» Goal of the exercise:
From the entries below, copy every line that holds the word "structured".
####
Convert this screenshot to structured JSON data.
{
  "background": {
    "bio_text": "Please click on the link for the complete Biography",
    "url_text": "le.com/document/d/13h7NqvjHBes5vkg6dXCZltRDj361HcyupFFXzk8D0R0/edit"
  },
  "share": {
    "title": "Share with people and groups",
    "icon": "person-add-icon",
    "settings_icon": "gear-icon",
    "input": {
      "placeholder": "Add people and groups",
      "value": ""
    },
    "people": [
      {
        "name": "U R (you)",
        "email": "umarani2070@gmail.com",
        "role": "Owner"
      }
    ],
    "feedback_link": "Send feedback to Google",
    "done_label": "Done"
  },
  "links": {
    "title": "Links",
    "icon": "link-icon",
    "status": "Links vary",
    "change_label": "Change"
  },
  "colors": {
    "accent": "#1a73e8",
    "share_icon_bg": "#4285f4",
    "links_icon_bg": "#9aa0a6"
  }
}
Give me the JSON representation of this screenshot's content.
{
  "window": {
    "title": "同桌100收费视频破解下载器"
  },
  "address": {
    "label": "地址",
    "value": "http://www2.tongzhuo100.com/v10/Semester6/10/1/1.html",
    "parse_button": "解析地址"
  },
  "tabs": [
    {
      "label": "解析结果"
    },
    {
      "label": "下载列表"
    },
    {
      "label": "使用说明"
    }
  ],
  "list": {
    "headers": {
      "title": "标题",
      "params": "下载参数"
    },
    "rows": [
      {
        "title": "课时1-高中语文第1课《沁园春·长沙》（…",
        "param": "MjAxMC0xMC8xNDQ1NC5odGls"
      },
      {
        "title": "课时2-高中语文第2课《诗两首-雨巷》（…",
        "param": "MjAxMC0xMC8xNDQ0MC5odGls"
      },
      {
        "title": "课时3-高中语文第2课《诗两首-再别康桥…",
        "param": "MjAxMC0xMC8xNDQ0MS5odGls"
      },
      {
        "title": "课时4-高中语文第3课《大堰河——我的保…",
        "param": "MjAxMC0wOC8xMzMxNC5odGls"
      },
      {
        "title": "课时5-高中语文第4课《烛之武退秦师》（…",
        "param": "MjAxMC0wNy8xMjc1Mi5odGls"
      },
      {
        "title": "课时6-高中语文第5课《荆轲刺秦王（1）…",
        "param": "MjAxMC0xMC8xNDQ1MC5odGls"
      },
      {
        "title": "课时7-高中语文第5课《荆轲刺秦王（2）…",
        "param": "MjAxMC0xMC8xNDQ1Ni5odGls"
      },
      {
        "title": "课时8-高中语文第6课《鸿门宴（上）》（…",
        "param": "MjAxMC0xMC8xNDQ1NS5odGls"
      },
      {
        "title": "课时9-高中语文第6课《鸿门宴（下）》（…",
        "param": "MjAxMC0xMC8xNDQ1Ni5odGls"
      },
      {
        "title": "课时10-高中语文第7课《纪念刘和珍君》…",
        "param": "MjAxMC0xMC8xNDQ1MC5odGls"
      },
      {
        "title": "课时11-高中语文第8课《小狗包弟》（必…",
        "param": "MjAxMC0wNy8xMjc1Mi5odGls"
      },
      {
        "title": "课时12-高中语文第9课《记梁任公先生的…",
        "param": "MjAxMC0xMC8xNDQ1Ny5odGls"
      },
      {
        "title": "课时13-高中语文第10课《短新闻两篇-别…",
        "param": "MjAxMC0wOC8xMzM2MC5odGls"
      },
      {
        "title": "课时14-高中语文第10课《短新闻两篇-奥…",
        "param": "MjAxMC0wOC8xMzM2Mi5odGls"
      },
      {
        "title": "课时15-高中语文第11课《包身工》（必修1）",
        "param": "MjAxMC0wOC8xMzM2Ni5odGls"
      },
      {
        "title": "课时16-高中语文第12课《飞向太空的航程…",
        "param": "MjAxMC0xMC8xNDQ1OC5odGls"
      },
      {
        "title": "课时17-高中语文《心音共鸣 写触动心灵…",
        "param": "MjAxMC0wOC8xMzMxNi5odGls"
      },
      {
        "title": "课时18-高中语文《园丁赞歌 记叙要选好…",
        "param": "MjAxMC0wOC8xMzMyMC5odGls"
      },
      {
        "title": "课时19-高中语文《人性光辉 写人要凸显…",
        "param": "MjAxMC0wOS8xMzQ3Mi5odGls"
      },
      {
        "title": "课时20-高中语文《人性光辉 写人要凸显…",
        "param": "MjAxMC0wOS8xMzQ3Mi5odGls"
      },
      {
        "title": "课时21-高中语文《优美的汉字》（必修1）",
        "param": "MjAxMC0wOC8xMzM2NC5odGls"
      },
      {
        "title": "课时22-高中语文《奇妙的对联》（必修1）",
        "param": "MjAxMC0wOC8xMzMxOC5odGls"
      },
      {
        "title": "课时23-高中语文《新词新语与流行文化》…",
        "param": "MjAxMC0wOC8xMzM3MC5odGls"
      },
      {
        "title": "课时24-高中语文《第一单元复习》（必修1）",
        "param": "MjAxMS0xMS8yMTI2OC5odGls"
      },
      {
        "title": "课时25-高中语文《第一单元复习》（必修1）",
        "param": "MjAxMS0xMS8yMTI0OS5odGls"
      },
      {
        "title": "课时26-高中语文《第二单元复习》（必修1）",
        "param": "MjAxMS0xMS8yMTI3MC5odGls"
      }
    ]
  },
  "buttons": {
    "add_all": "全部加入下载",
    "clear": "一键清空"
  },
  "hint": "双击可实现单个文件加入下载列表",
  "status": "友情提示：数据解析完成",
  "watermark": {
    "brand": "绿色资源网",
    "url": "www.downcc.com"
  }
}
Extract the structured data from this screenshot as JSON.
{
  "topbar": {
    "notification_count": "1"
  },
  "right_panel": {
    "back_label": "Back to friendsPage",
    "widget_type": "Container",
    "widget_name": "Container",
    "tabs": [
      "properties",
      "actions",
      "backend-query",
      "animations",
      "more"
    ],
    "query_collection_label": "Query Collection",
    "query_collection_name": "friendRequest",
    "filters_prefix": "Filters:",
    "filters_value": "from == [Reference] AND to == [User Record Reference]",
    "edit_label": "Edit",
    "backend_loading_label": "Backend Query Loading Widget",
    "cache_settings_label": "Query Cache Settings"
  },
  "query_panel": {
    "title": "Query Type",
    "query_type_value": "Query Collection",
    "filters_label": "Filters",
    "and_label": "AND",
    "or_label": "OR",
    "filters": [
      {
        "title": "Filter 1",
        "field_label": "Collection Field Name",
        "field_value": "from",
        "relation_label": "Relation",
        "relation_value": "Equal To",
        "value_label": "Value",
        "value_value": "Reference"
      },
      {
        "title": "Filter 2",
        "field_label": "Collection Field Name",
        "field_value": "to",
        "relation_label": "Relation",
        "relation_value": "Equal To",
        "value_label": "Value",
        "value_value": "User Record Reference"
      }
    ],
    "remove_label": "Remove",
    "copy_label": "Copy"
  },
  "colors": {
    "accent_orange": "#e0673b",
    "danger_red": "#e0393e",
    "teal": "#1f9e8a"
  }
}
####
» Right answer:
Convert this screenshot to structured JSON data.
Extract the structured data from this screenshot as JSON.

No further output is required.